* BRIEF 1
Copy the part of the asynchronous query execution text from "The server concurrently" to "of server-side resources.", word for word.

* DOCUMENT

▬▬▬

Asynchronous query execution with Cassandra drivers

Most DataStax-compatible drivers execute queries synchronously by default. However, asynchronous query execution can be more performant when processing many queries or long-running queries.

With asynchronous query execution, Cassandra drivers can send multiple, concurrent requests on a single connection without blocking threads, allowing other operations to proceed while waiting for the query results.

Here’s what happens during asynchronous query execution:

Multiple queries are issued concurrently. Application threads that issue requests aren’t blocked while waiting for the response.
The asynchronous query execution call immediately returns a future object, which is a placeholder object that stands in for the result until the result is returned from the database.
The server concurrently processes the requests. Responses are sent back to the driver without strict ordering.
The application can use the future object to obtain query results and errors, if they occur.

If this strategy is appropriate for your application, it can optimize query processing, improve the driver’s ability to coalesce query requests, and maximize use of server-side resources.

Configure asynchronous query execution

Compared to synchronous queries, asynchronous queries result in more complex application logic, but they can be much more performant. For information about asynchronous query execution with Cassandra drivers, see your driver’s documentation:

Concurrency limits

On the client side, drivers limit the amount of in-flights requests (simultaneous, incomplete requests) that can be submitted over a single connection to a node. The default value varies by driver, ranging from 1024 to 2048 requests per connection:

datastax-java-driver.advanced.connection {
  max-requests-per-connection = 1024    // Concurrency limit per connection
  pool {
    local.size = 1
    remote.size = 1
  }
}

Calculate cumulative concurrent requests

You can use the following formula to calculate the total number of concurrent requests for all connections for a driver session:

Cumulative maximum concurrent requests = (requests per connection) * (connections to local and remote nodes) * (number of nodes)

▬▬▬

Items from a data source
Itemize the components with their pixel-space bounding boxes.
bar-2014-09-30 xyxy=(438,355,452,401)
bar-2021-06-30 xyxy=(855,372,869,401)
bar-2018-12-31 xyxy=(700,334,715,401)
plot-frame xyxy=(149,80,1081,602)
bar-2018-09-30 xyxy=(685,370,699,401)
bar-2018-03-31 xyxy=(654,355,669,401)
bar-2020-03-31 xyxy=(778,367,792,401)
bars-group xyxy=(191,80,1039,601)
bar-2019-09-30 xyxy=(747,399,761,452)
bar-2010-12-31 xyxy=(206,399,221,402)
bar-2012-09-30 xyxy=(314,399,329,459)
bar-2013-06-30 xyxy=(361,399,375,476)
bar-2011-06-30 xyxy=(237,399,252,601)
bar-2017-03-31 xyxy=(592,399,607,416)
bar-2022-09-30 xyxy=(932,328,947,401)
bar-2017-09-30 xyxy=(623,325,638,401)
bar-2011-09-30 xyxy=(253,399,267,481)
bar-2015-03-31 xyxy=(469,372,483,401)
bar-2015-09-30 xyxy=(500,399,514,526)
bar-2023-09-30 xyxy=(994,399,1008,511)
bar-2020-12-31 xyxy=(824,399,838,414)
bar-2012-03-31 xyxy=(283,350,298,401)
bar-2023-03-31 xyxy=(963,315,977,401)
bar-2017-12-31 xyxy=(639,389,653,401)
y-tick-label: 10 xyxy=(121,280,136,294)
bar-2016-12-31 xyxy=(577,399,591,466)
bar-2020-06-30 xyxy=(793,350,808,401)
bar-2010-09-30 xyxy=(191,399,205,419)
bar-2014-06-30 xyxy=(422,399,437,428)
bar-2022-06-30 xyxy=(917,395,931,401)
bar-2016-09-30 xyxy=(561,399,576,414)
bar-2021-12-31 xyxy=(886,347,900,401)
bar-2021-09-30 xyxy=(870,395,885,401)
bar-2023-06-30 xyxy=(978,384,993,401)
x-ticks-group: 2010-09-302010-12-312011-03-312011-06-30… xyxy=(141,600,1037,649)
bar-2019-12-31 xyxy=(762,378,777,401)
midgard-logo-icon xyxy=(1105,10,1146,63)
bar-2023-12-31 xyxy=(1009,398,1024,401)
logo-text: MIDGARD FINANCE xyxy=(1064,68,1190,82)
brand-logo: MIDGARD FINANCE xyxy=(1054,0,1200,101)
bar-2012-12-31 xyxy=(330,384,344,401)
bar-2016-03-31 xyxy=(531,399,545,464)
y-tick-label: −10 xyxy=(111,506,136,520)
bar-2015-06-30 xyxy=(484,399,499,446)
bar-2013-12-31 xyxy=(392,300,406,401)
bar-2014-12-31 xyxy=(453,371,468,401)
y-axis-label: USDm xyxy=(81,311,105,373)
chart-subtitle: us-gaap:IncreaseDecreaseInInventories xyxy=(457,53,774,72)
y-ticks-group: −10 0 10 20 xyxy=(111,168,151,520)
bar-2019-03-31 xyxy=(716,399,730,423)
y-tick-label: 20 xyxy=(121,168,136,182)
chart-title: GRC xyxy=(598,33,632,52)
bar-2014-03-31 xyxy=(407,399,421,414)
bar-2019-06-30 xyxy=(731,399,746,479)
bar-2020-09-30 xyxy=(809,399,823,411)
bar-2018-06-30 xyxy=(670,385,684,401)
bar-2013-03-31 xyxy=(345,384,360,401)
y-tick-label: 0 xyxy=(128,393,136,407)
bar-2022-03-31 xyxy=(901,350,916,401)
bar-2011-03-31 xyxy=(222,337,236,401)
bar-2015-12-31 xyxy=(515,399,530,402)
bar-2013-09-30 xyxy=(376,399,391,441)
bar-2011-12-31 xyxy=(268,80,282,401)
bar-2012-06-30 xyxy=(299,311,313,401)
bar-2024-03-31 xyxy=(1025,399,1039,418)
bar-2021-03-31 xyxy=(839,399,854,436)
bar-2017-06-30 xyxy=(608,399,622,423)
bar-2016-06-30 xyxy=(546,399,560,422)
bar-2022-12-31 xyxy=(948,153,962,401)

▬▬▬

* BRIEF 2
Write out the records unchanged, from their first line to the line with "bar-2018-03-31 xyxy=(654,355,669,401)", including both ends.

* CORRECT RESULT 1
The server concurrently processes the requests. Responses are sent back to the driver without strict ordering.
The application can use the future object to obtain query results and errors, if they occur.

If this strategy is appropriate for your application, it can optimize query processing, improve the driver’s ability to coalesce query requests, and maximize use of server-side resources.

* CORRECT RESULT 2
Itemize the components with their pixel-space bounding boxes.
bar-2014-09-30 xyxy=(438,355,452,401)
bar-2021-06-30 xyxy=(855,372,869,401)
bar-2018-12-31 xyxy=(700,334,715,401)
plot-frame xyxy=(149,80,1081,602)
bar-2018-09-30 xyxy=(685,370,699,401)
bar-2018-03-31 xyxy=(654,355,669,401)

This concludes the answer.